TASK DIRECTIONS: Gather all lines containing the string "date" and copy them out.
**** RECORDS TO USE ****
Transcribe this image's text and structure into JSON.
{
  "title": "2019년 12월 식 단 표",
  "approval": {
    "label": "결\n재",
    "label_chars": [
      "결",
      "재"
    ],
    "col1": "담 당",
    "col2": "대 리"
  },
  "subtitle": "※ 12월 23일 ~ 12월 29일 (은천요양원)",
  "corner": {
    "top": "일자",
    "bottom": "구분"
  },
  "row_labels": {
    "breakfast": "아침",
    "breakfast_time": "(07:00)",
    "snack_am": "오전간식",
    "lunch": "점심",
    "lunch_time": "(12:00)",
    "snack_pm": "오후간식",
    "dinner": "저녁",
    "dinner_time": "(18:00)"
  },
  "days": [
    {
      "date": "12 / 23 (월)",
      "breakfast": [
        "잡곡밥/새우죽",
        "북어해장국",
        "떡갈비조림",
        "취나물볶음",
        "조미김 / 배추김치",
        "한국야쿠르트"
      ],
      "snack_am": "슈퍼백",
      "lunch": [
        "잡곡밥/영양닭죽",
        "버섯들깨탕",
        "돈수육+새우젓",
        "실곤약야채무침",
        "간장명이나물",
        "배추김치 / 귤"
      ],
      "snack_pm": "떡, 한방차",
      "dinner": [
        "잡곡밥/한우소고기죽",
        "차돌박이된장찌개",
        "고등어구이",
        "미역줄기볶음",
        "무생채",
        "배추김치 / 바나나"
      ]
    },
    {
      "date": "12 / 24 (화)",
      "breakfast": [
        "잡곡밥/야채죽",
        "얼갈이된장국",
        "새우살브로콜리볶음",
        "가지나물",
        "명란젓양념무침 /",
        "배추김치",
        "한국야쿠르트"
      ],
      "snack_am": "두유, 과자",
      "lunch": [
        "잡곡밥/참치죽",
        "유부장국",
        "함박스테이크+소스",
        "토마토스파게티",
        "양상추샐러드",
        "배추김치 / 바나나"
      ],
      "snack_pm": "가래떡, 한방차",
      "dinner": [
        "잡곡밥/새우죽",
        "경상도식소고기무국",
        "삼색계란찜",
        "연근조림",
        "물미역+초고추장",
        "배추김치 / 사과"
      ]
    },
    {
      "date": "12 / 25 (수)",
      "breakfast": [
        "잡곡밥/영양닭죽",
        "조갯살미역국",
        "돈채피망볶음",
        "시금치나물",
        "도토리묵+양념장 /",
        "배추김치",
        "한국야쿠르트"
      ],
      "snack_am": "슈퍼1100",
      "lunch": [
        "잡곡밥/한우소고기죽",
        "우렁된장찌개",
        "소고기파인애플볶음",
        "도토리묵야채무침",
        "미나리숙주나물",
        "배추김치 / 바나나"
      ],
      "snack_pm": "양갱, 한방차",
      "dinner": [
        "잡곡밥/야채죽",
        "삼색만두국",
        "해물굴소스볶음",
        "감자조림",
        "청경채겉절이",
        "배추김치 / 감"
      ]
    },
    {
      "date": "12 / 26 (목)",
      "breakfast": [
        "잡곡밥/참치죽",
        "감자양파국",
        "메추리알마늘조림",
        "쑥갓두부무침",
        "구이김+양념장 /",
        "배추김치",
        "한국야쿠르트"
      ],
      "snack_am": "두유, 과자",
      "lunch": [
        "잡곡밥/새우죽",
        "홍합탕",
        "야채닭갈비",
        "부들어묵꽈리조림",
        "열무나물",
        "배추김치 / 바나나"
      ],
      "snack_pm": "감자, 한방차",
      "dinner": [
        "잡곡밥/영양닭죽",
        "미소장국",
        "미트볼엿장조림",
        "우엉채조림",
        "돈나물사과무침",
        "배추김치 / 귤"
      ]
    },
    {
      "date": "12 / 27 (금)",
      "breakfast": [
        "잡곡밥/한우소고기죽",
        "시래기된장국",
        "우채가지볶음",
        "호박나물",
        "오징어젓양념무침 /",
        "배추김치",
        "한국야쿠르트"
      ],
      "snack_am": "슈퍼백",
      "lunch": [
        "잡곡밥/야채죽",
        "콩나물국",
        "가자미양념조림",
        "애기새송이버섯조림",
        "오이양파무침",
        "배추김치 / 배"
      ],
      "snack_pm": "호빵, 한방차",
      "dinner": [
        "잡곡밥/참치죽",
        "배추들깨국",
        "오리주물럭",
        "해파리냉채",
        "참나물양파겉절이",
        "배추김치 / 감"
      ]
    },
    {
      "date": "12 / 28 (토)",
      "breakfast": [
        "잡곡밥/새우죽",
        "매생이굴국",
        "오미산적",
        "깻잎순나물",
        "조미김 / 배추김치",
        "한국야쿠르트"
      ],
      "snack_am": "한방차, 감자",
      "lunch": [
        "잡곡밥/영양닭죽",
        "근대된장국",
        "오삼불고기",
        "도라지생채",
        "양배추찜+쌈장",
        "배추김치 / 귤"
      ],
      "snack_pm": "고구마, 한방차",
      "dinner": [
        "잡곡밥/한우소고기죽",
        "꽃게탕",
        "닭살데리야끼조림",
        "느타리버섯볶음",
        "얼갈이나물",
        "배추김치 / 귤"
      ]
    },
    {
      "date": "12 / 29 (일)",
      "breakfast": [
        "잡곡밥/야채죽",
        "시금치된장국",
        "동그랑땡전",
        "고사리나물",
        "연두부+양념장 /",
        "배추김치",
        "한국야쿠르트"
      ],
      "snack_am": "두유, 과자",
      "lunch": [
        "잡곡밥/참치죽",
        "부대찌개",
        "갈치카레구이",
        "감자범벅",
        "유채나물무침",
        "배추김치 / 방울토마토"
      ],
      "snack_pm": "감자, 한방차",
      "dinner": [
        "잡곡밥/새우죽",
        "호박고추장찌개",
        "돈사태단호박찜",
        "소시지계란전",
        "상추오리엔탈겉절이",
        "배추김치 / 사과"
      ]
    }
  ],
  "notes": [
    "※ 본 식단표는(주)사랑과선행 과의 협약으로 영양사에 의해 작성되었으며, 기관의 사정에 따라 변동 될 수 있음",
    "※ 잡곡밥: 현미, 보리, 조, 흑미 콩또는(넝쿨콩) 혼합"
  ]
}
****
**** RECORDS TO USE ****
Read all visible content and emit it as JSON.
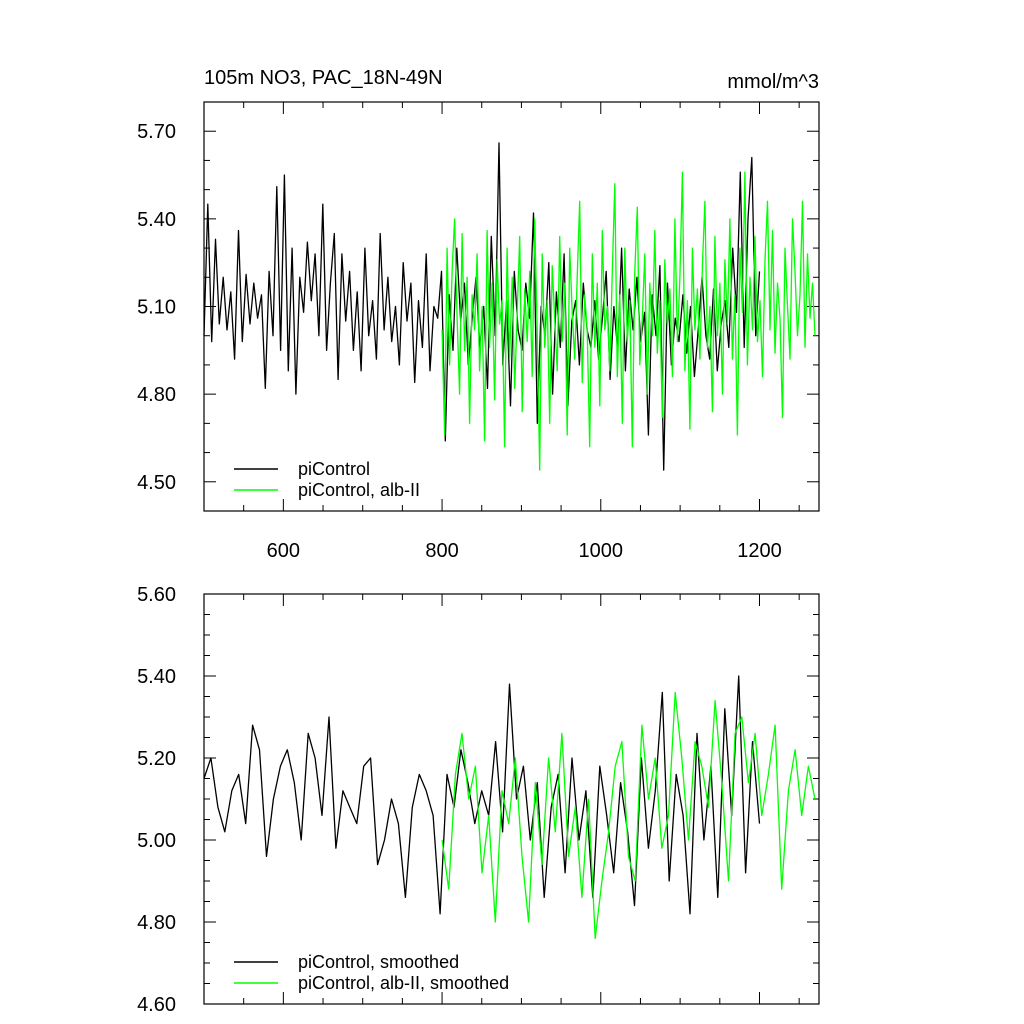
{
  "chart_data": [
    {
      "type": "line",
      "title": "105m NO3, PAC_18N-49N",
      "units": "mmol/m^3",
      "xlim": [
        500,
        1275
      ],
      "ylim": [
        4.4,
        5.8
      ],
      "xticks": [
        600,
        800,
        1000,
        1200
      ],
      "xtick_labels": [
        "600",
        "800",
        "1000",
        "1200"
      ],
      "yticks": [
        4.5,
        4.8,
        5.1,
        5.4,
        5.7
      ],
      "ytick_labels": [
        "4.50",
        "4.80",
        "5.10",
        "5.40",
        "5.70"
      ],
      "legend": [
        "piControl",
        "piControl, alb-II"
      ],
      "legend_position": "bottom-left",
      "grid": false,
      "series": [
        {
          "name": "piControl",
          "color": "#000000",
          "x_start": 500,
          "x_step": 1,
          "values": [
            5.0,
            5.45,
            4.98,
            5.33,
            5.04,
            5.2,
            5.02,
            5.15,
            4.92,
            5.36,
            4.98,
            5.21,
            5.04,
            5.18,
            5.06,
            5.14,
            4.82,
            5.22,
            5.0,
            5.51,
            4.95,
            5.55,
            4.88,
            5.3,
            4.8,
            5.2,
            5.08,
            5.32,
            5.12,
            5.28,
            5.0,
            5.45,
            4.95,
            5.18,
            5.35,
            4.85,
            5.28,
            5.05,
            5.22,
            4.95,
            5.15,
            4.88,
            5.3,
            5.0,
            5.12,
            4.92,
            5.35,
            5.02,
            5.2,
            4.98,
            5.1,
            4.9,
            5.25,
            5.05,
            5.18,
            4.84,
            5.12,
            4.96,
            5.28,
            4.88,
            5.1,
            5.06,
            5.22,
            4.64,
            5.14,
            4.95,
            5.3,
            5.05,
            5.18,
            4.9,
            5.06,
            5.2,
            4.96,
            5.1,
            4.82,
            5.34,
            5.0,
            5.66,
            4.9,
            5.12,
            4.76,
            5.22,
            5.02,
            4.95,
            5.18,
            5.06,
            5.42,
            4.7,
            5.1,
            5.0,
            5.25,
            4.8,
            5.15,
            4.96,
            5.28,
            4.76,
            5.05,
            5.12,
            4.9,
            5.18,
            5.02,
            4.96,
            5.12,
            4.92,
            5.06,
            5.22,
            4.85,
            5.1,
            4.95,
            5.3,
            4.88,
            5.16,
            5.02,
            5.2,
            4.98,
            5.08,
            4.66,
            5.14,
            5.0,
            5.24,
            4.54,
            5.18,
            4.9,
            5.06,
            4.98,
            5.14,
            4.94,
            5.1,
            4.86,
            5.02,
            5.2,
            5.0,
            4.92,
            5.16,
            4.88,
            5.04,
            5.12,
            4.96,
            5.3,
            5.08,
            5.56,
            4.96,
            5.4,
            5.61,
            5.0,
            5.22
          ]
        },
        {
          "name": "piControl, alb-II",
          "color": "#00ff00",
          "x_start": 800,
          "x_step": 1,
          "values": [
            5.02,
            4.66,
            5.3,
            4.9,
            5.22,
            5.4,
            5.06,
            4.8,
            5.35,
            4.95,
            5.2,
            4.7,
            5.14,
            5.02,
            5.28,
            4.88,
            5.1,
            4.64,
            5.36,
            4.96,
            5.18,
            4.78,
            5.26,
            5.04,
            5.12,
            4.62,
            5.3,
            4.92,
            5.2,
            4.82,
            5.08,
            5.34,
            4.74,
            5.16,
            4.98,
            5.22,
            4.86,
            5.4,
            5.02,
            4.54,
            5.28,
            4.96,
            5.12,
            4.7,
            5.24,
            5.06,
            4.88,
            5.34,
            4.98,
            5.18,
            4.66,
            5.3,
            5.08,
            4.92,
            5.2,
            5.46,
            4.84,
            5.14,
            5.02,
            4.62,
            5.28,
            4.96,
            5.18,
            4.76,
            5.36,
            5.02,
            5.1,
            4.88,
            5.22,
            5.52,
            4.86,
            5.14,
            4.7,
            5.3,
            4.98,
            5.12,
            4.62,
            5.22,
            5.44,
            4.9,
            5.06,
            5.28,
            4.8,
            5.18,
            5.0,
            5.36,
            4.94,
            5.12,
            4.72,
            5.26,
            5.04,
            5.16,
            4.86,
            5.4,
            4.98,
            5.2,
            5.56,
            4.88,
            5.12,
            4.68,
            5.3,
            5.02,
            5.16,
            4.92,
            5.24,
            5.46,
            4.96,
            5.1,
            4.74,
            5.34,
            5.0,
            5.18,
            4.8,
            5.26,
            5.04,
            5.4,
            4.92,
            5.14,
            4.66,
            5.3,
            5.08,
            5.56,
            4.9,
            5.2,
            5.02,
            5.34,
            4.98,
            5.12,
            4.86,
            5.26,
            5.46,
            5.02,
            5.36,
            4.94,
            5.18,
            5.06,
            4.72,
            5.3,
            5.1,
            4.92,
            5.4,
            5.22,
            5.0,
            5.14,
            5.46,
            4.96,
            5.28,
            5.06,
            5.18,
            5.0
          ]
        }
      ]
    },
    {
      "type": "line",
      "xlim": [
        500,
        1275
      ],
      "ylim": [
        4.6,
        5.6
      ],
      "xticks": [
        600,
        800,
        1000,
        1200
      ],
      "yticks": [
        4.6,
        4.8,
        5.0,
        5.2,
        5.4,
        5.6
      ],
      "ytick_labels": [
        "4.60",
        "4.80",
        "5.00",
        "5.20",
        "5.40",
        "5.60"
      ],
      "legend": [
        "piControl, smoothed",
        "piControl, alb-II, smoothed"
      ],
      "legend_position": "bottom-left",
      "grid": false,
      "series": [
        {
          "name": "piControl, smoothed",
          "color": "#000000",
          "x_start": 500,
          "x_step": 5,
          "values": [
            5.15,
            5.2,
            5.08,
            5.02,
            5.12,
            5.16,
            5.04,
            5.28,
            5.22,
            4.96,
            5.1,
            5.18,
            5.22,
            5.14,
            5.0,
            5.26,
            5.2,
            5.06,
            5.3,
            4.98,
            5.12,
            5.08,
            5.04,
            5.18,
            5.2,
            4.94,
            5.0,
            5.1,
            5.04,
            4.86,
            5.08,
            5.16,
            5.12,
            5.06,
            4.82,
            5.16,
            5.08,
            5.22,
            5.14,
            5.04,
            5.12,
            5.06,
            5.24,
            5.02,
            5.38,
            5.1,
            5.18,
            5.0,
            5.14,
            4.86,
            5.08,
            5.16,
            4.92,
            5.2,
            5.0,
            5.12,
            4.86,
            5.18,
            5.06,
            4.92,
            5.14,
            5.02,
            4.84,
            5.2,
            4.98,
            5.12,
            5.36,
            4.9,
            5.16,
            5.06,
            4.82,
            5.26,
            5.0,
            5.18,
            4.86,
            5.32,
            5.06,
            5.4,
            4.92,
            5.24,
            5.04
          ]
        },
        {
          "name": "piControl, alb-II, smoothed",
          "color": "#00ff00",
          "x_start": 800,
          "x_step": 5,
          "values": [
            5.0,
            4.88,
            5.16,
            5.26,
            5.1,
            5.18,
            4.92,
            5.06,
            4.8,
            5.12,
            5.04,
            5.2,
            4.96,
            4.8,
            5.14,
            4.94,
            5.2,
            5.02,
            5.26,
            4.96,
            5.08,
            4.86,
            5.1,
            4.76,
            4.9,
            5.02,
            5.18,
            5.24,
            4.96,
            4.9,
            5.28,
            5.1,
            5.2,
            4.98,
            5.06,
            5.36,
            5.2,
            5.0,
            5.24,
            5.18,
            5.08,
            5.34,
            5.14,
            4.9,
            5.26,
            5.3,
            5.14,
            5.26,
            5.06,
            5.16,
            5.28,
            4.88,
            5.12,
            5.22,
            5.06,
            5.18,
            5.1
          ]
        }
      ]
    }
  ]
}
****
FINISHED TASK:
      "date": "12 / 23 (월)",
      "date": "12 / 24 (화)",
      "date": "12 / 25 (수)",
      "date": "12 / 26 (목)",
      "date": "12 / 27 (금)",
      "date": "12 / 28 (토)",
      "date": "12 / 29 (일)",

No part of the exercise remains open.